| AIM OF THE EXERCISE |
Write out all the material exactly. Leave nothing out.
>>>>>
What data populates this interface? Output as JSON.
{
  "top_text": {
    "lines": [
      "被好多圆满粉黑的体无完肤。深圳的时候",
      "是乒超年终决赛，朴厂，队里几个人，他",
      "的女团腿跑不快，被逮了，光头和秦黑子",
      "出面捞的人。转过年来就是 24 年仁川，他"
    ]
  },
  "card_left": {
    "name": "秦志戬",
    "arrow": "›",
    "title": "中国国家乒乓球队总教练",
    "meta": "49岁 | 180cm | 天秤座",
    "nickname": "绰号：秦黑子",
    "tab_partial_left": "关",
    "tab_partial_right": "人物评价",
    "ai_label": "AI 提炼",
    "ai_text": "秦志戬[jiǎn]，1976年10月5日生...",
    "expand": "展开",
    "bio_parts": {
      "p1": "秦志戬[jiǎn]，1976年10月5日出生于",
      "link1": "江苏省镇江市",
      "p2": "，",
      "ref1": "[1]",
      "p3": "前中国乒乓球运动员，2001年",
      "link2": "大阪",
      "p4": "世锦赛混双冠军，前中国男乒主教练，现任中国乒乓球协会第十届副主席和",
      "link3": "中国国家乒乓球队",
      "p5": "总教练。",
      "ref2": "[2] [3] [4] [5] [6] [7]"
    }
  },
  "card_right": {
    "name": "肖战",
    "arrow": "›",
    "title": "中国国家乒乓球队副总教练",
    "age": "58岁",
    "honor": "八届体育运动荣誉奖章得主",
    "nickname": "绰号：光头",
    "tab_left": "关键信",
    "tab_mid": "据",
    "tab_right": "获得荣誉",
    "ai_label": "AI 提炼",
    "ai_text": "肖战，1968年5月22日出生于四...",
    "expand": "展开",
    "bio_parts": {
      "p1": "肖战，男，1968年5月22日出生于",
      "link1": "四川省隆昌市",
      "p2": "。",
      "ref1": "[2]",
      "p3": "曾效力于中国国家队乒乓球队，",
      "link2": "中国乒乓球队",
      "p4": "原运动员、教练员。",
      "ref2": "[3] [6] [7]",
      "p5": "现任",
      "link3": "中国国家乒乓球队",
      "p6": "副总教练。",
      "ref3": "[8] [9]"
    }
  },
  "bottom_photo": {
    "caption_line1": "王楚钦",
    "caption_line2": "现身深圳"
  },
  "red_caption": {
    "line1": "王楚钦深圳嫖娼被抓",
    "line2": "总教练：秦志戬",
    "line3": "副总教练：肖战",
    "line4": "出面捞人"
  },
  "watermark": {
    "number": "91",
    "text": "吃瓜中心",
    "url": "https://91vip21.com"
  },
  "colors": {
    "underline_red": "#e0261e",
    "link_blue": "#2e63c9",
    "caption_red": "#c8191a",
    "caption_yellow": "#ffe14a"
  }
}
<<<<<
| EXERCISE ANSWER |
What data populates this interface? Output as JSON.
{
  "top_text": {
    "lines": [
      "被好多圆满粉黑的体无完肤。深圳的时候",
      "是乒超年终决赛，朴厂，队里几个人，他",
      "的女团腿跑不快，被逮了，光头和秦黑子",
      "出面捞的人。转过年来就是 24 年仁川，他"
    ]
  },
  "card_left": {
    "name": "秦志戬",
    "arrow": "›",
    "title": "中国国家乒乓球队总教练",
    "meta": "49岁 | 180cm | 天秤座",
    "nickname": "绰号：秦黑子",
    "tab_partial_left": "关",
    "tab_partial_right": "人物评价",
    "ai_label": "AI 提炼",
    "ai_text": "秦志戬[jiǎn]，1976年10月5日生...",
    "expand": "展开",
    "bio_parts": {
      "p1": "秦志戬[jiǎn]，1976年10月5日出生于",
      "link1": "江苏省镇江市",
      "p2": "，",
      "ref1": "[1]",
      "p3": "前中国乒乓球运动员，2001年",
      "link2": "大阪",
      "p4": "世锦赛混双冠军，前中国男乒主教练，现任中国乒乓球协会第十届副主席和",
      "link3": "中国国家乒乓球队",
      "p5": "总教练。",
      "ref2": "[2] [3] [4] [5] [6] [7]"
    }
  },
  "card_right": {
    "name": "肖战",
    "arrow": "›",
    "title": "中国国家乒乓球队副总教练",
    "age": "58岁",
    "honor": "八届体育运动荣誉奖章得主",
    "nickname": "绰号：光头",
    "tab_left": "关键信",
    "tab_mid": "据",
    "tab_right": "获得荣誉",
    "ai_label": "AI 提炼",
    "ai_text": "肖战，1968年5月22日出生于四...",
    "expand": "展开",
    "bio_parts": {
      "p1": "肖战，男，1968年5月22日出生于",
      "link1": "四川省隆昌市",
      "p2": "。",
      "ref1": "[2]",
      "p3": "曾效力于中国国家队乒乓球队，",
      "link2": "中国乒乓球队",
      "p4": "原运动员、教练员。",
      "ref2": "[3] [6] [7]",
      "p5": "现任",
      "link3": "中国国家乒乓球队",
      "p6": "副总教练。",
      "ref3": "[8] [9]"
    }
  },
  "bottom_photo": {
    "caption_line1": "王楚钦",
    "caption_line2": "现身深圳"
  },
  "red_caption": {
    "line1": "王楚钦深圳嫖娼被抓",
    "line2": "总教练：秦志戬",
    "line3": "副总教练：肖战",
    "line4": "出面捞人"
  },
  "watermark": {
    "number": "91",
    "text": "吃瓜中心",
    "url": "https://91vip21.com"
  },
  "colors": {
    "underline_red": "#e0261e",
    "link_blue": "#2e63c9",
    "caption_red": "#c8191a",
    "caption_yellow": "#ffe14a"
  }
}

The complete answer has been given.